> **SHORT PROBLEM**
Please report, in full, each line of the records below that contains the string "Futures". Only matches with the same capitalization count.

Element and region listings:

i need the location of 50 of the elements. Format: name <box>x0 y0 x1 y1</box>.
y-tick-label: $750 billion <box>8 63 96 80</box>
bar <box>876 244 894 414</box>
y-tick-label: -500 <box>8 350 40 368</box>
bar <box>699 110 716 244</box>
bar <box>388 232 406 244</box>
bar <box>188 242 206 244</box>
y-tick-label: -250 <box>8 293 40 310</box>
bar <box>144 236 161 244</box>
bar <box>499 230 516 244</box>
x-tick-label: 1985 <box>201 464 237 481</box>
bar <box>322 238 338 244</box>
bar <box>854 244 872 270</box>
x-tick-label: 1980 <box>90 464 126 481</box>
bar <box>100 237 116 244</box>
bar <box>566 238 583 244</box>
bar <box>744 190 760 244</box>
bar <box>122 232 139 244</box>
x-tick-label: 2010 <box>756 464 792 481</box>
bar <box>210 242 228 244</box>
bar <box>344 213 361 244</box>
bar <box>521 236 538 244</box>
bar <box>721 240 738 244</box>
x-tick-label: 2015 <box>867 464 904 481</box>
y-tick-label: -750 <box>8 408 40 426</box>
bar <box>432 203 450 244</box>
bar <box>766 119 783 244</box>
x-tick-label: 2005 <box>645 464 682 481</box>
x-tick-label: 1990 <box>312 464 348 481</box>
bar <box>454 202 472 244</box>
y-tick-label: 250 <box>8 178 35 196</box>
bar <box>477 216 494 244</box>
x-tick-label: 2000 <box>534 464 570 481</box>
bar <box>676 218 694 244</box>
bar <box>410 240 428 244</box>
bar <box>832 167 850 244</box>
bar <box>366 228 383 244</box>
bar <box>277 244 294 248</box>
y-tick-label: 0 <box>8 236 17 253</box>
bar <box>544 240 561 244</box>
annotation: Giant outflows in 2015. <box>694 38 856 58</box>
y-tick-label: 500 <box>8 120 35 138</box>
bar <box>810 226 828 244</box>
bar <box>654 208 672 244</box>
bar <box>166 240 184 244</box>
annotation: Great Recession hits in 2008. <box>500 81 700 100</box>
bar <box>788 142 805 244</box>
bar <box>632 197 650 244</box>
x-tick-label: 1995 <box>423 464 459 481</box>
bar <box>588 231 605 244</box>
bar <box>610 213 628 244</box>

---

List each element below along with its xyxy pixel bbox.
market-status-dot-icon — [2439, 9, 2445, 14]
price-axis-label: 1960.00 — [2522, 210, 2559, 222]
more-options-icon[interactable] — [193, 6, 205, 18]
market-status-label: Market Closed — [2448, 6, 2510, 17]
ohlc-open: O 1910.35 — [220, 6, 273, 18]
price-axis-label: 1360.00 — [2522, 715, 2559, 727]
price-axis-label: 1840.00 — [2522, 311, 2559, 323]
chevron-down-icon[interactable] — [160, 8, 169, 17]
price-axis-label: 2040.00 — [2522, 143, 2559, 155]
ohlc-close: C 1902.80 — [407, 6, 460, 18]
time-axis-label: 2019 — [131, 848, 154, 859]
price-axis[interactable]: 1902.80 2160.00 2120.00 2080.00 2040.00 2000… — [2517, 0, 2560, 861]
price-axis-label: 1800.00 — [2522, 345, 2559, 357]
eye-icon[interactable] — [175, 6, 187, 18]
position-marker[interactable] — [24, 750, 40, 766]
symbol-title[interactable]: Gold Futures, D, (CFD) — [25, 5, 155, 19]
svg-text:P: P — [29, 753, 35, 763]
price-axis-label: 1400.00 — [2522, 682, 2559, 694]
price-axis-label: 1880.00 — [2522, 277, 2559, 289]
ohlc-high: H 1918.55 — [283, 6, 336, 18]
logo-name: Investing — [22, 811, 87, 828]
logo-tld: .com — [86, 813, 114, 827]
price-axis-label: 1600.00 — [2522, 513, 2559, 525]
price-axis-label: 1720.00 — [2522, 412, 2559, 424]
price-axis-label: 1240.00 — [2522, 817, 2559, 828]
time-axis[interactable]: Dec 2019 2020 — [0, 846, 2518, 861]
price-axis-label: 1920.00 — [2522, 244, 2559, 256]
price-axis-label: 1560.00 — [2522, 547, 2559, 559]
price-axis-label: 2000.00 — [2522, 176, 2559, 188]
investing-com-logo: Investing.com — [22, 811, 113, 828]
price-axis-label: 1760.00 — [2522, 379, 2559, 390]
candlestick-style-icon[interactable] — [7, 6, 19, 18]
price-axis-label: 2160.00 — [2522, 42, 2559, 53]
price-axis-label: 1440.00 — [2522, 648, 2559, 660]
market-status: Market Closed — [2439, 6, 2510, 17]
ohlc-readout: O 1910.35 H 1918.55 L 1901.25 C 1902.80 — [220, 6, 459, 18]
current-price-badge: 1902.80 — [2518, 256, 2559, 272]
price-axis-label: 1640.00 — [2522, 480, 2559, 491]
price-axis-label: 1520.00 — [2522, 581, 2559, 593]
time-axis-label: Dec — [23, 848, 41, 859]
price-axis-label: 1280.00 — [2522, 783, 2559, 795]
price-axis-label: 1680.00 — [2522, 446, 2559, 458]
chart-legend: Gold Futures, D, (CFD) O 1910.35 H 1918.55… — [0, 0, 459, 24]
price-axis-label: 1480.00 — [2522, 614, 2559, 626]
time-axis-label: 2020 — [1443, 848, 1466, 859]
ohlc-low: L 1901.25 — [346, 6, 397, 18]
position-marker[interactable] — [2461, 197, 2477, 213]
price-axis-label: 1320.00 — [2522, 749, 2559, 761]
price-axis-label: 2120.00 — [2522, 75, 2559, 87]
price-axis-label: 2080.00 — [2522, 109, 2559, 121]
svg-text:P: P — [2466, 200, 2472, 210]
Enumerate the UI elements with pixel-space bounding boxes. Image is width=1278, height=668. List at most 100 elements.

> **TASK RESULT**
symbol-title[interactable]: Gold Futures, D, (CFD) — [25, 5, 155, 19]
chart-legend: Gold Futures, D, (CFD) O 1910.35 H 1918.55… — [0, 0, 459, 24]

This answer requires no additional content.